- _Data for the task_:

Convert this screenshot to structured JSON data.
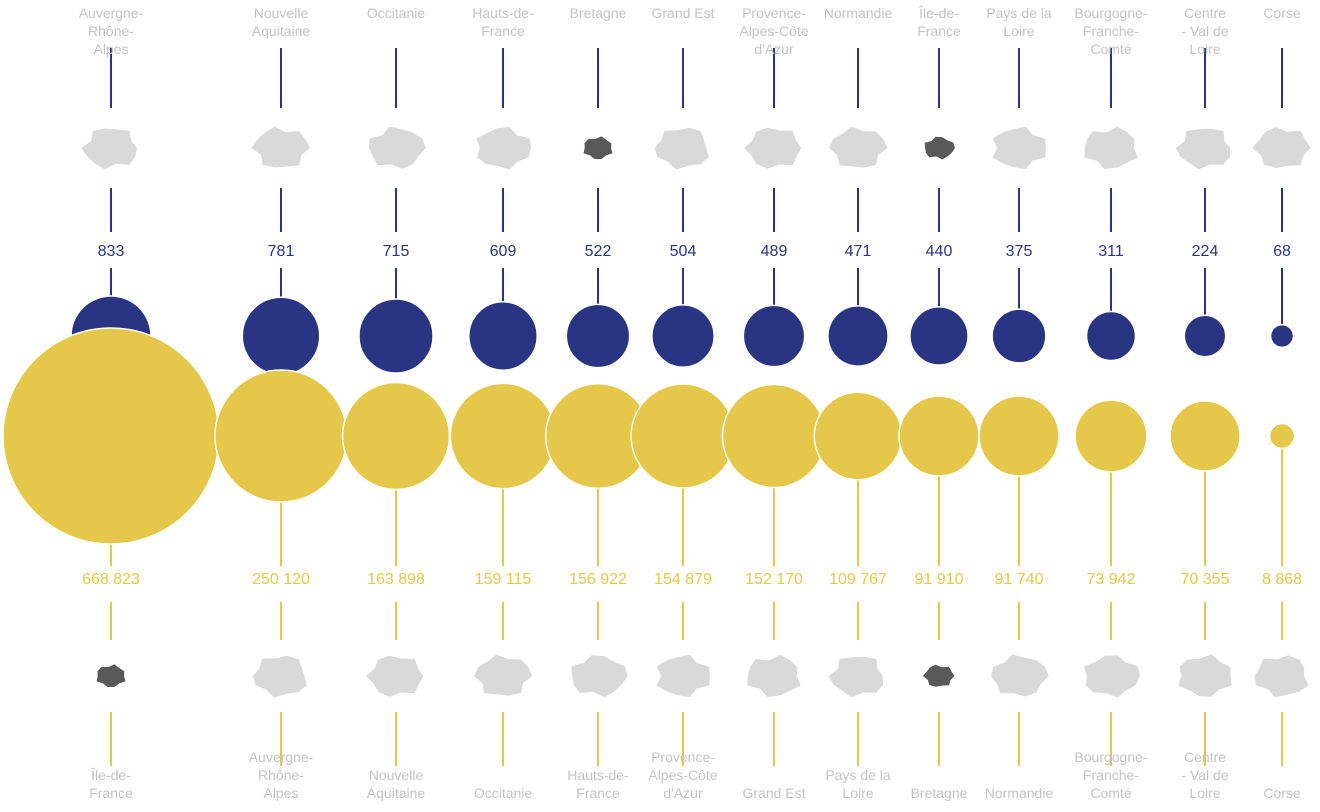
{
  "chart_data": [
    {
      "type": "bubble",
      "rank_order": "descending",
      "categories": [
        "Auvergne-Rhône-Alpes",
        "Nouvelle Aquitaine",
        "Occitanie",
        "Hauts-de-France",
        "Bretagne",
        "Grand Est",
        "Provence-Alpes-Côte d'Azur",
        "Normandie",
        "Île-de-France",
        "Pays de la Loire",
        "Bourgogne-Franche-Comté",
        "Centre - Val de Loire",
        "Corse"
      ],
      "label_lines": [
        [
          "Auvergne-",
          "Rhône-",
          "Alpes"
        ],
        [
          "Nouvelle",
          "Aquitaine"
        ],
        [
          "Occitanie"
        ],
        [
          "Hauts-de-",
          "France"
        ],
        [
          "Bretagne"
        ],
        [
          "Grand Est"
        ],
        [
          "Provence-",
          "Alpes-Côte",
          "d'Azur"
        ],
        [
          "Normandie"
        ],
        [
          "Île-de-",
          "France"
        ],
        [
          "Pays de la",
          "Loire"
        ],
        [
          "Bourgogne-",
          "Franche-",
          "Comté"
        ],
        [
          "Centre",
          "- Val de",
          "Loire"
        ],
        [
          "Corse"
        ]
      ],
      "values": [
        833,
        781,
        715,
        609,
        522,
        504,
        489,
        471,
        440,
        375,
        311,
        224,
        68
      ],
      "value_labels": [
        "833",
        "781",
        "715",
        "609",
        "522",
        "504",
        "489",
        "471",
        "440",
        "375",
        "311",
        "224",
        "68"
      ],
      "highlighted": [
        "Bretagne",
        "Île-de-France"
      ],
      "color": "#293583"
    },
    {
      "type": "bubble",
      "rank_order": "descending",
      "categories": [
        "Île-de-France",
        "Auvergne-Rhône-Alpes",
        "Nouvelle Aquitaine",
        "Occitanie",
        "Hauts-de-France",
        "Provence-Alpes-Côte d'Azur",
        "Grand Est",
        "Pays de la Loire",
        "Bretagne",
        "Normandie",
        "Bourgogne-Franche-Comté",
        "Centre - Val de Loire",
        "Corse"
      ],
      "label_lines": [
        [
          "Île-de-",
          "France"
        ],
        [
          "Auvergne-",
          "Rhône-",
          "Alpes"
        ],
        [
          "Nouvelle",
          "Aquitaine"
        ],
        [
          "Occitanie"
        ],
        [
          "Hauts-de-",
          "France"
        ],
        [
          "Provence-",
          "Alpes-Côte",
          "d'Azur"
        ],
        [
          "Grand Est"
        ],
        [
          "Pays de la",
          "Loire"
        ],
        [
          "Bretagne"
        ],
        [
          "Normandie"
        ],
        [
          "Bourgogne-",
          "Franche-",
          "Comté"
        ],
        [
          "Centre",
          "- Val de",
          "Loire"
        ],
        [
          "Corse"
        ]
      ],
      "values": [
        668823,
        250120,
        163898,
        159115,
        156922,
        154879,
        152170,
        109767,
        91910,
        91740,
        73942,
        70355,
        8868
      ],
      "value_labels": [
        "668 823",
        "250 120",
        "163 898",
        "159 115",
        "156 922",
        "154 879",
        "152 170",
        "109 767",
        "91 910",
        "91 740",
        "73 942",
        "70 355",
        "8 868"
      ],
      "highlighted": [
        "Île-de-France",
        "Bretagne"
      ],
      "color": "#e5c84a"
    }
  ],
  "colors": {
    "blue": "#293583",
    "yellow": "#e5c84a",
    "map_gray": "#d9d9d9",
    "map_highlight": "#595959",
    "label_gray": "#c4c4c4"
  }
}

- _Stated exercise_:
Omitting all images, retype each line of the records precisely.

- _Full output_:
Convert this screenshot to structured JSON data.
{
  "chart_data": [
    {
      "type": "bubble",
      "rank_order": "descending",
      "categories": [
        "Auvergne-Rhône-Alpes",
        "Nouvelle Aquitaine",
        "Occitanie",
        "Hauts-de-France",
        "Bretagne",
        "Grand Est",
        "Provence-Alpes-Côte d'Azur",
        "Normandie",
        "Île-de-France",
        "Pays de la Loire",
        "Bourgogne-Franche-Comté",
        "Centre - Val de Loire",
        "Corse"
      ],
      "label_lines": [
        [
          "Auvergne-",
          "Rhône-",
          "Alpes"
        ],
        [
          "Nouvelle",
          "Aquitaine"
        ],
        [
          "Occitanie"
        ],
        [
          "Hauts-de-",
          "France"
        ],
        [
          "Bretagne"
        ],
        [
          "Grand Est"
        ],
        [
          "Provence-",
          "Alpes-Côte",
          "d'Azur"
        ],
        [
          "Normandie"
        ],
        [
          "Île-de-",
          "France"
        ],
        [
          "Pays de la",
          "Loire"
        ],
        [
          "Bourgogne-",
          "Franche-",
          "Comté"
        ],
        [
          "Centre",
          "- Val de",
          "Loire"
        ],
        [
          "Corse"
        ]
      ],
      "values": [
        833,
        781,
        715,
        609,
        522,
        504,
        489,
        471,
        440,
        375,
        311,
        224,
        68
      ],
      "value_labels": [
        "833",
        "781",
        "715",
        "609",
        "522",
        "504",
        "489",
        "471",
        "440",
        "375",
        "311",
        "224",
        "68"
      ],
      "highlighted": [
        "Bretagne",
        "Île-de-France"
      ],
      "color": "#293583"
    },
    {
      "type": "bubble",
      "rank_order": "descending",
      "categories": [
        "Île-de-France",
        "Auvergne-Rhône-Alpes",
        "Nouvelle Aquitaine",
        "Occitanie",
        "Hauts-de-France",
        "Provence-Alpes-Côte d'Azur",
        "Grand Est",
        "Pays de la Loire",
        "Bretagne",
        "Normandie",
        "Bourgogne-Franche-Comté",
        "Centre - Val de Loire",
        "Corse"
      ],
      "label_lines": [
        [
          "Île-de-",
          "France"
        ],
        [
          "Auvergne-",
          "Rhône-",
          "Alpes"
        ],
        [
          "Nouvelle",
          "Aquitaine"
        ],
        [
          "Occitanie"
        ],
        [
          "Hauts-de-",
          "France"
        ],
        [
          "Provence-",
          "Alpes-Côte",
          "d'Azur"
        ],
        [
          "Grand Est"
        ],
        [
          "Pays de la",
          "Loire"
        ],
        [
          "Bretagne"
        ],
        [
          "Normandie"
        ],
        [
          "Bourgogne-",
          "Franche-",
          "Comté"
        ],
        [
          "Centre",
          "- Val de",
          "Loire"
        ],
        [
          "Corse"
        ]
      ],
      "values": [
        668823,
        250120,
        163898,
        159115,
        156922,
        154879,
        152170,
        109767,
        91910,
        91740,
        73942,
        70355,
        8868
      ],
      "value_labels": [
        "668 823",
        "250 120",
        "163 898",
        "159 115",
        "156 922",
        "154 879",
        "152 170",
        "109 767",
        "91 910",
        "91 740",
        "73 942",
        "70 355",
        "8 868"
      ],
      "highlighted": [
        "Île-de-France",
        "Bretagne"
      ],
      "color": "#e5c84a"
    }
  ],
  "colors": {
    "blue": "#293583",
    "yellow": "#e5c84a",
    "map_gray": "#d9d9d9",
    "map_highlight": "#595959",
    "label_gray": "#c4c4c4"
  }
}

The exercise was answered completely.